Problem to work on
Print the entire listing. Each line must match the original exactly.
Start of Input data
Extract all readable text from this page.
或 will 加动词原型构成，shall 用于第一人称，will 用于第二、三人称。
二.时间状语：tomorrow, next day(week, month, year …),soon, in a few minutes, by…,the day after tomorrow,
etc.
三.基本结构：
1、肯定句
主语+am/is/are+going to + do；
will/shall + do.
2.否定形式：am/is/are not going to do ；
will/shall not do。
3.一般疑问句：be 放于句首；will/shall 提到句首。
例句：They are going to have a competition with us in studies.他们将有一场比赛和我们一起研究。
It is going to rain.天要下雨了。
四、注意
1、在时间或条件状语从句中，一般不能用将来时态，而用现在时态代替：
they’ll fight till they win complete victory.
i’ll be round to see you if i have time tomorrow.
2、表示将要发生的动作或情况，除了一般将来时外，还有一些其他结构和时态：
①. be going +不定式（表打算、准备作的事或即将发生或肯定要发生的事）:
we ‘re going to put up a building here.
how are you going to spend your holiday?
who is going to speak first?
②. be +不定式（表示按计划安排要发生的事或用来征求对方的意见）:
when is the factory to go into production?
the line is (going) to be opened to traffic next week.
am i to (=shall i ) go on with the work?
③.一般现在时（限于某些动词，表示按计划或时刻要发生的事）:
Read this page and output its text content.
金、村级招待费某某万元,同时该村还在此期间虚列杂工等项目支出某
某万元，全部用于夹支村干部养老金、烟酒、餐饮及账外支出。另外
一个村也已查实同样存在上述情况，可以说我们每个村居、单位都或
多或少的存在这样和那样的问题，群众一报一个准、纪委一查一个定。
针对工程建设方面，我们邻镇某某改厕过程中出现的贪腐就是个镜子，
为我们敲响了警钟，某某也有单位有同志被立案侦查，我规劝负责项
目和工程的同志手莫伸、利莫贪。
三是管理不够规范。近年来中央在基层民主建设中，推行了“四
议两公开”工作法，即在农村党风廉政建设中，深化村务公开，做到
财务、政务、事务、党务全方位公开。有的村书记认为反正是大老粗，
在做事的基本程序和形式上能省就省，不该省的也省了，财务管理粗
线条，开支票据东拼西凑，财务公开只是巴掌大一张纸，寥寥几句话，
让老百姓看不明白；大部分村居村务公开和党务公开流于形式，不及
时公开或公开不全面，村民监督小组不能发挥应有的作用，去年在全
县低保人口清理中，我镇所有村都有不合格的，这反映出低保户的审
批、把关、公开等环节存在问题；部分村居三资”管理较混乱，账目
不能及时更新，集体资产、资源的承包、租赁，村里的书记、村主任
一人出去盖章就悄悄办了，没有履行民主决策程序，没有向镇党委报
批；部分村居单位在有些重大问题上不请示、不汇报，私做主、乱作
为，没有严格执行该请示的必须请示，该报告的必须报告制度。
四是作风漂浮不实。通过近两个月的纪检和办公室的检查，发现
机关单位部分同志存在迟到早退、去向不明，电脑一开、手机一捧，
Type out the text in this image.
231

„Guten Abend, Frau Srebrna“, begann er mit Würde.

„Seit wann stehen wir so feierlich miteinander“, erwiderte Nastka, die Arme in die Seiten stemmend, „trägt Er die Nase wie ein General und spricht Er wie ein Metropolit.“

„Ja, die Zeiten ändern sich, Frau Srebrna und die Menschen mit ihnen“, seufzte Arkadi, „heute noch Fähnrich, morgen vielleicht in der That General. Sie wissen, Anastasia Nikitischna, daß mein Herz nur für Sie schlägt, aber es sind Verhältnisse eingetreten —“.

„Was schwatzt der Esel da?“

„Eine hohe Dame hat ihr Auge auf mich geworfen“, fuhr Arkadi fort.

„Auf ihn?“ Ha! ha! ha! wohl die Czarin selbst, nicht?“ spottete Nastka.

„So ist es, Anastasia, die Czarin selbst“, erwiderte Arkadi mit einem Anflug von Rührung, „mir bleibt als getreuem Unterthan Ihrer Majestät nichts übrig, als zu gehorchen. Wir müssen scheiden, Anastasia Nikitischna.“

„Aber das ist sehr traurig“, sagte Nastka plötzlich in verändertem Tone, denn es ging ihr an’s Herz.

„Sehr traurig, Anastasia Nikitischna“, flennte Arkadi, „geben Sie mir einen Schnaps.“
End of Input data
The completed task
Extract all readable text from this page.
或 will 加动词原型构成，shall 用于第一人称，will 用于第二、三人称。
二.时间状语：tomorrow, next day(week, month, year …),soon, in a few minutes, by…,the day after tomorrow,
etc.
三.基本结构：
1、肯定句
主语+am/is/are+going to + do；
will/shall + do.
2.否定形式：am/is/are not going to do ；
will/shall not do。
3.一般疑问句：be 放于句首；will/shall 提到句首。
例句：They are going to have a competition with us in studies.他们将有一场比赛和我们一起研究。
It is going to rain.天要下雨了。
四、注意
1、在时间或条件状语从句中，一般不能用将来时态，而用现在时态代替：
they’ll fight till they win complete victory.
i’ll be round to see you if i have time tomorrow.
2、表示将要发生的动作或情况，除了一般将来时外，还有一些其他结构和时态：
①. be going +不定式（表打算、准备作的事或即将发生或肯定要发生的事）:
we ‘re going to put up a building here.
how are you going to spend your holiday?
who is going to speak first?
②. be +不定式（表示按计划安排要发生的事或用来征求对方的意见）:
when is the factory to go into production?
the line is (going) to be opened to traffic next week.
am i to (=shall i ) go on with the work?
③.一般现在时（限于某些动词，表示按计划或时刻要发生的事）:
Read this page and output its text content.
金、村级招待费某某万元,同时该村还在此期间虚列杂工等项目支出某
某万元，全部用于夹支村干部养老金、烟酒、餐饮及账外支出。另外
一个村也已查实同样存在上述情况，可以说我们每个村居、单位都或
多或少的存在这样和那样的问题，群众一报一个准、纪委一查一个定。
针对工程建设方面，我们邻镇某某改厕过程中出现的贪腐就是个镜子，
为我们敲响了警钟，某某也有单位有同志被立案侦查，我规劝负责项
目和工程的同志手莫伸、利莫贪。
三是管理不够规范。近年来中央在基层民主建设中，推行了“四
议两公开”工作法，即在农村党风廉政建设中，深化村务公开，做到
财务、政务、事务、党务全方位公开。有的村书记认为反正是大老粗，
在做事的基本程序和形式上能省就省，不该省的也省了，财务管理粗
线条，开支票据东拼西凑，财务公开只是巴掌大一张纸，寥寥几句话，
让老百姓看不明白；大部分村居村务公开和党务公开流于形式，不及
时公开或公开不全面，村民监督小组不能发挥应有的作用，去年在全
县低保人口清理中，我镇所有村都有不合格的，这反映出低保户的审
批、把关、公开等环节存在问题；部分村居三资”管理较混乱，账目
不能及时更新，集体资产、资源的承包、租赁，村里的书记、村主任
一人出去盖章就悄悄办了，没有履行民主决策程序，没有向镇党委报
批；部分村居单位在有些重大问题上不请示、不汇报，私做主、乱作
为，没有严格执行该请示的必须请示，该报告的必须报告制度。
四是作风漂浮不实。通过近两个月的纪检和办公室的检查，发现
机关单位部分同志存在迟到早退、去向不明，电脑一开、手机一捧，
Type out the text in this image.
231

„Guten Abend, Frau Srebrna“, begann er mit Würde.

„Seit wann stehen wir so feierlich miteinander“, erwiderte Nastka, die Arme in die Seiten stemmend, „trägt Er die Nase wie ein General und spricht Er wie ein Metropolit.“

„Ja, die Zeiten ändern sich, Frau Srebrna und die Menschen mit ihnen“, seufzte Arkadi, „heute noch Fähnrich, morgen vielleicht in der That General. Sie wissen, Anastasia Nikitischna, daß mein Herz nur für Sie schlägt, aber es sind Verhältnisse eingetreten —“.

„Was schwatzt der Esel da?“

„Eine hohe Dame hat ihr Auge auf mich geworfen“, fuhr Arkadi fort.

„Auf ihn?“ Ha! ha! ha! wohl die Czarin selbst, nicht?“ spottete Nastka.

„So ist es, Anastasia, die Czarin selbst“, erwiderte Arkadi mit einem Anflug von Rührung, „mir bleibt als getreuem Unterthan Ihrer Majestät nichts übrig, als zu gehorchen. Wir müssen scheiden, Anastasia Nikitischna.“

„Aber das ist sehr traurig“, sagte Nastka plötzlich in verändertem Tone, denn es ging ihr an’s Herz.

„Sehr traurig, Anastasia Nikitischna“, flennte Arkadi, „geben Sie mir einen Schnaps.“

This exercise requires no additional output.